[Figure contents as structured data]
# # # #

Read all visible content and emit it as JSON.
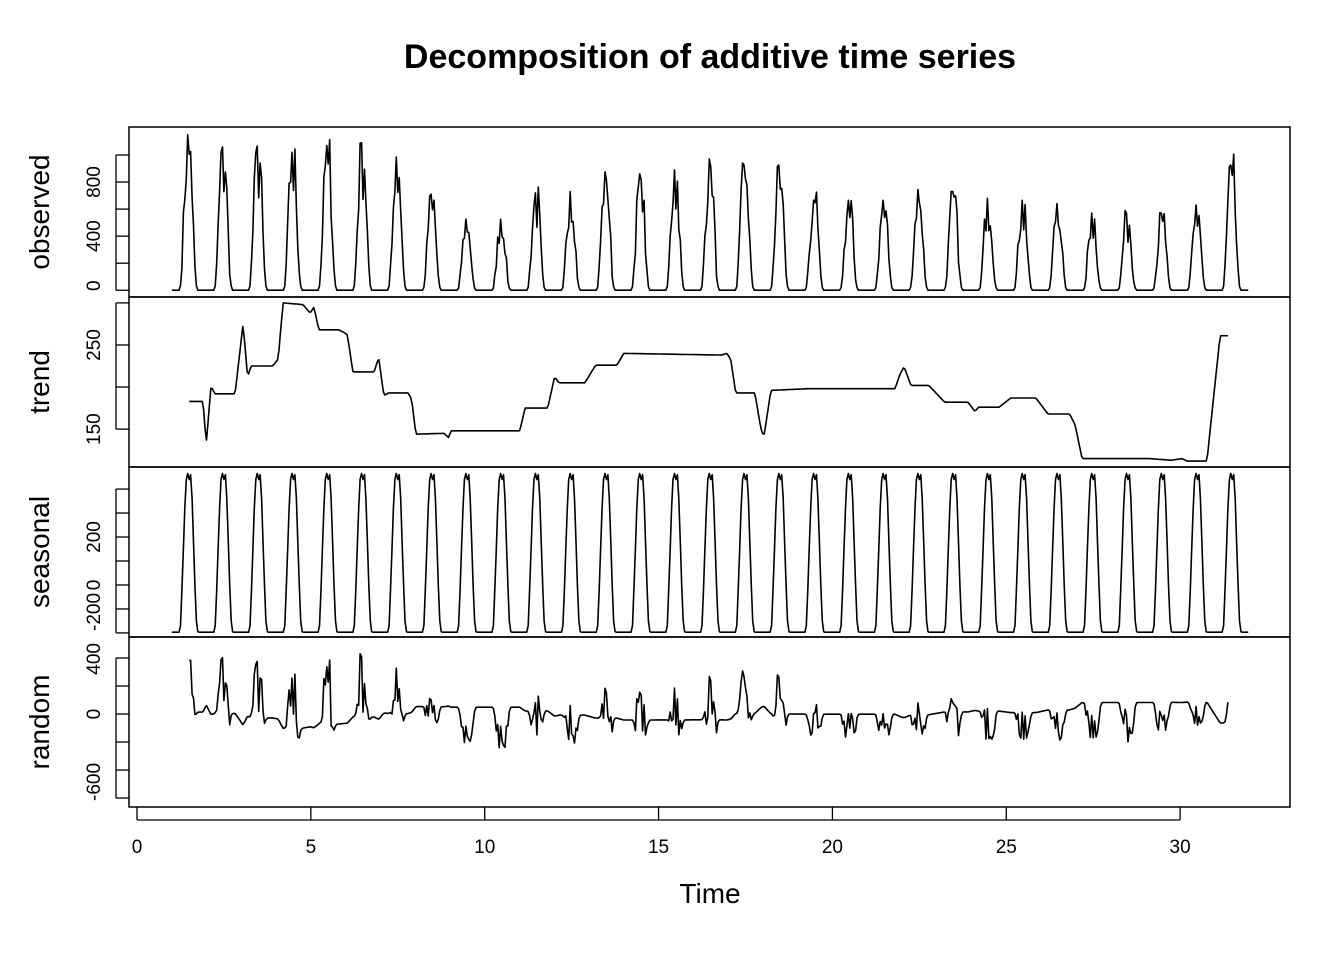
{
  "chart_data": {
    "type": "line",
    "title": "Decomposition of additive time series",
    "xlabel": "Time",
    "xlim": [
      -0.23,
      33.16
    ],
    "x_ticks": [
      0,
      5,
      10,
      15,
      20,
      25,
      30
    ],
    "x_tick_labels": [
      "0",
      "5",
      "10",
      "15",
      "20",
      "25",
      "30"
    ],
    "frequency": 24,
    "start": 1,
    "line_color": "#000000",
    "panels": [
      {
        "name": "observed",
        "ylabel": "observed",
        "ylim": [
          -50,
          1207
        ],
        "ticks": [
          0,
          200,
          400,
          600,
          800,
          1000
        ],
        "tick_labels": {
          "0": "0",
          "400": "400",
          "800": "800"
        }
      },
      {
        "name": "trend",
        "ylabel": "trend",
        "ylim": [
          105,
          307
        ],
        "ticks": [
          150,
          200,
          250,
          300
        ],
        "tick_labels": {
          "150": "150",
          "250": "250"
        }
      },
      {
        "name": "seasonal",
        "ylabel": "seasonal",
        "ylim": [
          -217,
          492
        ],
        "ticks": [
          -200,
          -100,
          0,
          100,
          200,
          300,
          400
        ],
        "tick_labels": {
          "-200": "-200",
          "0": "0",
          "200": "200"
        }
      },
      {
        "name": "random",
        "ylabel": "random",
        "ylim": [
          -664,
          550
        ],
        "ticks": [
          -600,
          -400,
          -200,
          0,
          200,
          400
        ],
        "tick_labels": {
          "-600": "-600",
          "0": "0",
          "400": "400"
        }
      }
    ],
    "observed_daily_peaks": [
      1150,
      1060,
      1065,
      1020,
      1070,
      1090,
      985,
      710,
      525,
      525,
      720,
      730,
      875,
      860,
      890,
      970,
      925,
      925,
      665,
      665,
      665,
      745,
      730,
      680,
      665,
      640,
      570,
      570,
      570,
      630,
      925
    ],
    "observed_daily_profile": [
      0,
      0,
      0,
      0,
      0,
      0,
      0.03,
      0.2,
      0.45,
      0.7,
      0.9,
      1.0,
      0.85,
      0.95,
      0.7,
      0.4,
      0.15,
      0.03,
      0,
      0,
      0,
      0,
      0,
      0
    ],
    "seasonal_profile": [
      -197,
      -197,
      -197,
      -197,
      -197,
      -197,
      -170,
      -20,
      150,
      320,
      440,
      465,
      440,
      460,
      360,
      180,
      0,
      -150,
      -195,
      -197,
      -197,
      -197,
      -197,
      -197
    ],
    "trend_points": [
      [
        1.48,
        183
      ],
      [
        1.9,
        183
      ],
      [
        1.99,
        132
      ],
      [
        2.13,
        201
      ],
      [
        2.24,
        192
      ],
      [
        2.82,
        192
      ],
      [
        3.05,
        275
      ],
      [
        3.18,
        212
      ],
      [
        3.28,
        225
      ],
      [
        3.9,
        225
      ],
      [
        4.06,
        233
      ],
      [
        4.2,
        300
      ],
      [
        4.77,
        298
      ],
      [
        4.98,
        288
      ],
      [
        5.09,
        295
      ],
      [
        5.23,
        268
      ],
      [
        5.8,
        268
      ],
      [
        5.95,
        265
      ],
      [
        6.05,
        262
      ],
      [
        6.21,
        218
      ],
      [
        6.82,
        218
      ],
      [
        6.95,
        235
      ],
      [
        7.1,
        190
      ],
      [
        7.24,
        193
      ],
      [
        7.8,
        193
      ],
      [
        7.9,
        185
      ],
      [
        8.02,
        144
      ],
      [
        8.83,
        145
      ],
      [
        8.96,
        140
      ],
      [
        9.03,
        148
      ],
      [
        11.01,
        148
      ],
      [
        11.16,
        175
      ],
      [
        11.81,
        175
      ],
      [
        12.01,
        212
      ],
      [
        12.14,
        205
      ],
      [
        12.88,
        205
      ],
      [
        13.19,
        226
      ],
      [
        13.8,
        226
      ],
      [
        14.0,
        240
      ],
      [
        16.8,
        238
      ],
      [
        16.97,
        240
      ],
      [
        17.08,
        232
      ],
      [
        17.22,
        193
      ],
      [
        17.77,
        193
      ],
      [
        17.94,
        151
      ],
      [
        18.03,
        141
      ],
      [
        18.23,
        196
      ],
      [
        19.27,
        198
      ],
      [
        21.8,
        198
      ],
      [
        21.94,
        215
      ],
      [
        22.06,
        224
      ],
      [
        22.26,
        202
      ],
      [
        22.77,
        202
      ],
      [
        23.23,
        182
      ],
      [
        23.9,
        182
      ],
      [
        24.1,
        171
      ],
      [
        24.2,
        176
      ],
      [
        24.79,
        176
      ],
      [
        25.13,
        187
      ],
      [
        25.85,
        187
      ],
      [
        26.2,
        168
      ],
      [
        26.82,
        168
      ],
      [
        26.98,
        155
      ],
      [
        27.18,
        115
      ],
      [
        29.13,
        115
      ],
      [
        29.74,
        113
      ],
      [
        30.05,
        115
      ],
      [
        30.21,
        112
      ],
      [
        30.77,
        112
      ],
      [
        31.02,
        210
      ],
      [
        31.15,
        261
      ],
      [
        31.4,
        261
      ]
    ]
  }
}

# # # #

◆ TASK TO CARRY OUT
From the records above, pull out every line containing the word "name".

◆ RESULT OF THIS TASK
        "name": "observed",
        "name": "trend",
        "name": "seasonal",
        "name": "random",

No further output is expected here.